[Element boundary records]
* * * *
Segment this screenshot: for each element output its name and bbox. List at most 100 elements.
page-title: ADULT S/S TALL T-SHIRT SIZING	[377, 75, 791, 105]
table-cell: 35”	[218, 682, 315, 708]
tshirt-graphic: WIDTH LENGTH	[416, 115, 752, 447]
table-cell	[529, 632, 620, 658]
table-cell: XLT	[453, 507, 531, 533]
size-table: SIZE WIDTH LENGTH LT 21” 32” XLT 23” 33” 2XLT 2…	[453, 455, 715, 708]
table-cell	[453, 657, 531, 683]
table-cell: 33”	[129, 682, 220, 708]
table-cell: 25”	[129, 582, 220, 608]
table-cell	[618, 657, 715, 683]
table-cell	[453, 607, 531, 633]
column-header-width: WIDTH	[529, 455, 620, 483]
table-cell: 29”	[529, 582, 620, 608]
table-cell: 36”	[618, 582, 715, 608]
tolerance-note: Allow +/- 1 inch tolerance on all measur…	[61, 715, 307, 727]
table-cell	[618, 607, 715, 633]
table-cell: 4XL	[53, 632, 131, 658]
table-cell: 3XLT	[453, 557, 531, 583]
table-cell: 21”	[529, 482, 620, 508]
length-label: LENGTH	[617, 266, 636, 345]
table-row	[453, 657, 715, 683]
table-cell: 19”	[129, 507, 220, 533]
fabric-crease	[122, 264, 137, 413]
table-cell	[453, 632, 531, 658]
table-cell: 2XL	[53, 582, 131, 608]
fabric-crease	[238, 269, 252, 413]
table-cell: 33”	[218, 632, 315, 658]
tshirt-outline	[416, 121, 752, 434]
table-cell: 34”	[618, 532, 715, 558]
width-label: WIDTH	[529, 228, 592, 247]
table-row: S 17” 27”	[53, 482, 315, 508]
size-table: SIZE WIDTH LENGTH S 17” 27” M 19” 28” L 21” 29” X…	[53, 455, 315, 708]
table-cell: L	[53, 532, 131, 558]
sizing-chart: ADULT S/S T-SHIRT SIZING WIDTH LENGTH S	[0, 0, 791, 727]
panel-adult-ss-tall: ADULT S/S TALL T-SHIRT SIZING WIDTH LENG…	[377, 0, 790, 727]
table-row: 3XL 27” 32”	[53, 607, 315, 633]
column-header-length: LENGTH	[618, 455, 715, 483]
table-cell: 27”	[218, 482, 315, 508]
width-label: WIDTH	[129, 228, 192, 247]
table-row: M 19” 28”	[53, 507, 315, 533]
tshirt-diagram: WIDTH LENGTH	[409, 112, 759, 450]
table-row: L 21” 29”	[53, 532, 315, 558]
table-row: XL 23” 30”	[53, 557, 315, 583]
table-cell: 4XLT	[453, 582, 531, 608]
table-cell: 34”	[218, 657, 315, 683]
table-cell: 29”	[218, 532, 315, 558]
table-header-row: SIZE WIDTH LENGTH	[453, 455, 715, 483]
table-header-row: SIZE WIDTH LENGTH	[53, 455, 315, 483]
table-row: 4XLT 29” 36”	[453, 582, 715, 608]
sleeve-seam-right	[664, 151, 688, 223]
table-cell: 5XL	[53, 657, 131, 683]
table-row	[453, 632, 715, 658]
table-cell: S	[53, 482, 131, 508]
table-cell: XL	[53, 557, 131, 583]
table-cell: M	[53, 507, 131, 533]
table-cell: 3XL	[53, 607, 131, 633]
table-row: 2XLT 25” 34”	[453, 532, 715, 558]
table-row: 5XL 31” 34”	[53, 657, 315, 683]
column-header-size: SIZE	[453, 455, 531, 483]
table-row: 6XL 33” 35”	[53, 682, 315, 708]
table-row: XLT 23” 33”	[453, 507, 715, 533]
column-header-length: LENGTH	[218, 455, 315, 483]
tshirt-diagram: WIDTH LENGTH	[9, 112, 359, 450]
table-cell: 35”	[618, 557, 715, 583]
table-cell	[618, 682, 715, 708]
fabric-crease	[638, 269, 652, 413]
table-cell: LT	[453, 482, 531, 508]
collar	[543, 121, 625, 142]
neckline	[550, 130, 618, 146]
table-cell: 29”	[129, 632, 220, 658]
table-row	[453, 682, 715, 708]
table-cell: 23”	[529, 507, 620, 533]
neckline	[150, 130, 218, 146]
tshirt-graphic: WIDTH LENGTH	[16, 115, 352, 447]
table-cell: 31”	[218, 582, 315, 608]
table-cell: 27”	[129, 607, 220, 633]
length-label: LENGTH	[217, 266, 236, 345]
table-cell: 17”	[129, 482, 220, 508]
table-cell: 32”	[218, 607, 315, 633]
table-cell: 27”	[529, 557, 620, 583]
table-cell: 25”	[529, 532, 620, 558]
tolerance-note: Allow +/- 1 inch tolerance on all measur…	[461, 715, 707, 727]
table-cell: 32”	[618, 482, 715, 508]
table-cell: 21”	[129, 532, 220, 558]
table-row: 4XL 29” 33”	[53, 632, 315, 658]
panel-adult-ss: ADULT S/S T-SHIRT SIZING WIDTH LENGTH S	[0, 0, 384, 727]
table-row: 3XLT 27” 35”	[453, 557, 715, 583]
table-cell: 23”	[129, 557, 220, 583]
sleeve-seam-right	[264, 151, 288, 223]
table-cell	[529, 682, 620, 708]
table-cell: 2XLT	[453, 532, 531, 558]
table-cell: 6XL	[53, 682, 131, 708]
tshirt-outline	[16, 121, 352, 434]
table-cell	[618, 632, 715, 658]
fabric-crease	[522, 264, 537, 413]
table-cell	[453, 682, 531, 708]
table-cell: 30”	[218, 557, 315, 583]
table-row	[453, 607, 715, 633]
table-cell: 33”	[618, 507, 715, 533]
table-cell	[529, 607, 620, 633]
* * * *
The problem. Arrange every line of the records above as a Markdown table with two columns, "No." for the row number and "Line" for the line itself, leaving out any blank lines.

Final answer.
| No. | Line |
|---|---|
| 1 | Segment this screenshot: for each element output its name and bbox. List at most 100 elements. |
| 2 | page-title: ADULT S/S TALL T-SHIRT SIZING	[377, 75, 791, 105] |
| 3 | table-cell: 35”	[218, 682, 315, 708] |
| 4 | tshirt-graphic: WIDTH LENGTH	[416, 115, 752, 447] |
| 5 | table-cell	[529, 632, 620, 658] |
| 6 | table-cell: XLT	[453, 507, 531, 533] |
| 7 | size-table: SIZE WIDTH LENGTH LT 21” 32” XLT 23” 33” 2XLT 2…	[453, 455, 715, 708] |
| 8 | table-cell	[453, 657, 531, 683] |
| 9 | table-cell: 33”	[129, 682, 220, 708] |
| 10 | table-cell: 25”	[129, 582, 220, 608] |
| 11 | table-cell	[618, 657, 715, 683] |
| 12 | table-cell	[453, 607, 531, 633] |
| 13 | column-header-width: WIDTH	[529, 455, 620, 483] |
| 14 | table-cell: 29”	[529, 582, 620, 608] |
| 15 | table-cell: 36”	[618, 582, 715, 608] |
| 16 | tolerance-note: Allow +/- 1 inch tolerance on all measur…	[61, 715, 307, 727] |
| 17 | table-cell	[618, 607, 715, 633] |
| 18 | table-cell: 4XL	[53, 632, 131, 658] |
| 19 | table-cell: 3XLT	[453, 557, 531, 583] |
| 20 | table-cell: 21”	[529, 482, 620, 508] |
| 21 | length-label: LENGTH	[617, 266, 636, 345] |
| 22 | table-row	[453, 657, 715, 683] |
| 23 | table-cell: 19”	[129, 507, 220, 533] |
| 24 | fabric-crease	[122, 264, 137, 413] |
| 25 | table-cell	[453, 632, 531, 658] |
| 26 | table-cell: 2XL	[53, 582, 131, 608] |
| 27 | fabric-crease	[238, 269, 252, 413] |
| 28 | table-cell: 33”	[218, 632, 315, 658] |
| 29 | tshirt-outline	[416, 121, 752, 434] |
| 30 | table-cell: 34”	[618, 532, 715, 558] |
| 31 | width-label: WIDTH	[529, 228, 592, 247] |
| 32 | table-row: S 17” 27”	[53, 482, 315, 508] |
| 33 | size-table: SIZE WIDTH LENGTH S 17” 27” M 19” 28” L 21” 29” X…	[53, 455, 315, 708] |
| 34 | table-cell: L	[53, 532, 131, 558] |
| 35 | sizing-chart: ADULT S/S T-SHIRT SIZING WIDTH LENGTH S	[0, 0, 791, 727] |
| 36 | panel-adult-ss-tall: ADULT S/S TALL T-SHIRT SIZING WIDTH LENG…	[377, 0, 790, 727] |
| 37 | table-row: 3XL 27” 32”	[53, 607, 315, 633] |
| 38 | column-header-length: LENGTH	[618, 455, 715, 483] |
| 39 | table-cell: 27”	[218, 482, 315, 508] |
| 40 | width-label: WIDTH	[129, 228, 192, 247] |
| 41 | table-row: M 19” 28”	[53, 507, 315, 533] |
| 42 | tshirt-diagram: WIDTH LENGTH	[409, 112, 759, 450] |
| 43 | table-row: L 21” 29”	[53, 532, 315, 558] |
| 44 | table-row: XL 23” 30”	[53, 557, 315, 583] |
| 45 | table-cell: 4XLT	[453, 582, 531, 608] |
| 46 | table-cell: 34”	[218, 657, 315, 683] |
| 47 | table-cell: 29”	[218, 532, 315, 558] |
| 48 | table-header-row: SIZE WIDTH LENGTH	[453, 455, 715, 483] |
| 49 | table-header-row: SIZE WIDTH LENGTH	[53, 455, 315, 483] |
| 50 | table-row: 4XLT 29” 36”	[453, 582, 715, 608] |
| 51 | sleeve-seam-right	[664, 151, 688, 223] |
| 52 | table-cell: 5XL	[53, 657, 131, 683] |
| 53 | table-row	[453, 632, 715, 658] |
| 54 | table-cell: S	[53, 482, 131, 508] |
| 55 | table-cell: XL	[53, 557, 131, 583] |
| 56 | table-cell: M	[53, 507, 131, 533] |
| 57 | table-cell: 3XL	[53, 607, 131, 633] |
| 58 | table-row: 2XLT 25” 34”	[453, 532, 715, 558] |
| 59 | table-row: 5XL 31” 34”	[53, 657, 315, 683] |
| 60 | column-header-size: SIZE	[453, 455, 531, 483] |
| 61 | table-row: 6XL 33” 35”	[53, 682, 315, 708] |
| 62 | table-row: XLT 23” 33”	[453, 507, 715, 533] |
| 63 | column-header-length: LENGTH	[218, 455, 315, 483] |
| 64 | tshirt-diagram: WIDTH LENGTH	[9, 112, 359, 450] |
| 65 | table-cell: 35”	[618, 557, 715, 583] |
| 66 | table-cell	[618, 682, 715, 708] |
| 67 | fabric-crease	[638, 269, 652, 413] |
| 68 | table-cell: LT	[453, 482, 531, 508] |
| 69 | collar	[543, 121, 625, 142] |
| 70 | neckline	[550, 130, 618, 146] |
| 71 | table-cell: 29”	[129, 632, 220, 658] |
| 72 | table-row	[453, 682, 715, 708] |
| 73 | table-cell: 23”	[529, 507, 620, 533] |
| 74 | neckline	[150, 130, 218, 146] |
| 75 | tshirt-graphic: WIDTH LENGTH	[16, 115, 352, 447] |
| 76 | table-cell: 31”	[218, 582, 315, 608] |
| 77 | table-cell: 27”	[129, 607, 220, 633] |
| 78 | length-label: LENGTH	[217, 266, 236, 345] |
| 79 | table-cell: 17”	[129, 482, 220, 508] |
| 80 | table-cell: 32”	[218, 607, 315, 633] |
| 81 | table-cell: 27”	[529, 557, 620, 583] |
| 82 | table-cell: 25”	[529, 532, 620, 558] |
| 83 | tolerance-note: Allow +/- 1 inch tolerance on all measur…	[461, 715, 707, 727] |
| 84 | table-cell: 32”	[618, 482, 715, 508] |
| 85 | table-cell: 21”	[129, 532, 220, 558] |
| 86 | table-row: 4XL 29” 33”	[53, 632, 315, 658] |
| 87 | panel-adult-ss: ADULT S/S T-SHIRT SIZING WIDTH LENGTH S	[0, 0, 384, 727] |
| 88 | table-row: 3XLT 27” 35”	[453, 557, 715, 583] |
| 89 | table-cell: 23”	[129, 557, 220, 583] |
| 90 | sleeve-seam-right	[264, 151, 288, 223] |
| 91 | table-cell	[529, 682, 620, 708] |
| 92 | table-cell: 2XLT	[453, 532, 531, 558] |
| 93 | table-cell: 6XL	[53, 682, 131, 708] |
| 94 | tshirt-outline	[16, 121, 352, 434] |
| 95 | table-cell	[618, 632, 715, 658] |
| 96 | fabric-crease	[522, 264, 537, 413] |
| 97 | table-cell	[453, 682, 531, 708] |
| 98 | table-cell: 30”	[218, 557, 315, 583] |
| 99 | table-row	[453, 607, 715, 633] |
| 100 | table-cell: 33”	[618, 507, 715, 533] |
| 101 | table-cell	[529, 607, 620, 633] |